- _WHAT IS REQUIRED_
Repeat the data word for word. Do not include the pictures.

+++++

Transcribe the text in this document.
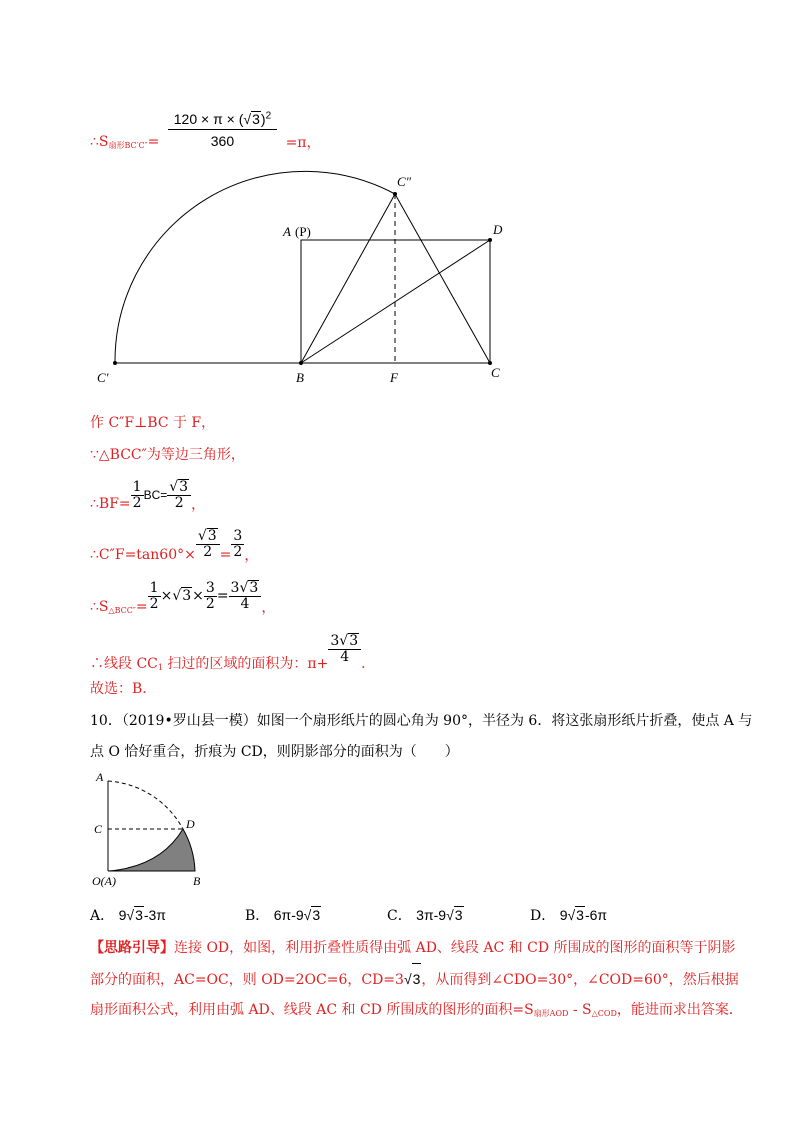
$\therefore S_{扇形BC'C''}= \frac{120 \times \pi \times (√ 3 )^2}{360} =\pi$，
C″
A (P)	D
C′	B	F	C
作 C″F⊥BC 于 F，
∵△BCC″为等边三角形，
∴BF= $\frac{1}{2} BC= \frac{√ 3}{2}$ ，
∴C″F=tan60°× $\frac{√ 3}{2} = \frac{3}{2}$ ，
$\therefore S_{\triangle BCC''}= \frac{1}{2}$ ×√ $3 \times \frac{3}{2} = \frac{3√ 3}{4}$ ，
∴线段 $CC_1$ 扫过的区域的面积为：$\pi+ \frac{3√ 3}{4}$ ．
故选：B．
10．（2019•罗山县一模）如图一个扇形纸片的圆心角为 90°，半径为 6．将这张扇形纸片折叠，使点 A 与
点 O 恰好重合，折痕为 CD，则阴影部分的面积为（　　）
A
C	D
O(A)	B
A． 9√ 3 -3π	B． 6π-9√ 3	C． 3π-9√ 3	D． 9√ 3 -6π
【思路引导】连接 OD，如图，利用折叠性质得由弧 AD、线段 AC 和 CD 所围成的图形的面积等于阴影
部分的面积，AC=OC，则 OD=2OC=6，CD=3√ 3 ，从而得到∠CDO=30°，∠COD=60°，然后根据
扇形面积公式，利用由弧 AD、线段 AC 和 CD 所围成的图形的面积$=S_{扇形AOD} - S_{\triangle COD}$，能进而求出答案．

+++++

- _THE RESPONSE_
Transcribe the text in this document.
$\therefore S_{扇形BC'C''}= \frac{120 \times \pi \times (√ 3 )^2}{360} =\pi$，
C″
A (P)	D
C′	B	F	C
作 C″F⊥BC 于 F，
∵△BCC″为等边三角形，
∴BF= $\frac{1}{2} BC= \frac{√ 3}{2}$ ，
∴C″F=tan60°× $\frac{√ 3}{2} = \frac{3}{2}$ ，
$\therefore S_{\triangle BCC''}= \frac{1}{2}$ ×√ $3 \times \frac{3}{2} = \frac{3√ 3}{4}$ ，
∴线段 $CC_1$ 扫过的区域的面积为：$\pi+ \frac{3√ 3}{4}$ ．
故选：B．
10．（2019•罗山县一模）如图一个扇形纸片的圆心角为 90°，半径为 6．将这张扇形纸片折叠，使点 A 与
点 O 恰好重合，折痕为 CD，则阴影部分的面积为（　　）
A
C	D
O(A)	B
A． 9√ 3 -3π	B． 6π-9√ 3	C． 3π-9√ 3	D． 9√ 3 -6π
【思路引导】连接 OD，如图，利用折叠性质得由弧 AD、线段 AC 和 CD 所围成的图形的面积等于阴影
部分的面积，AC=OC，则 OD=2OC=6，CD=3√ 3 ，从而得到∠CDO=30°，∠COD=60°，然后根据
扇形面积公式，利用由弧 AD、线段 AC 和 CD 所围成的图形的面积$=S_{扇形AOD} - S_{\triangle COD}$，能进而求出答案．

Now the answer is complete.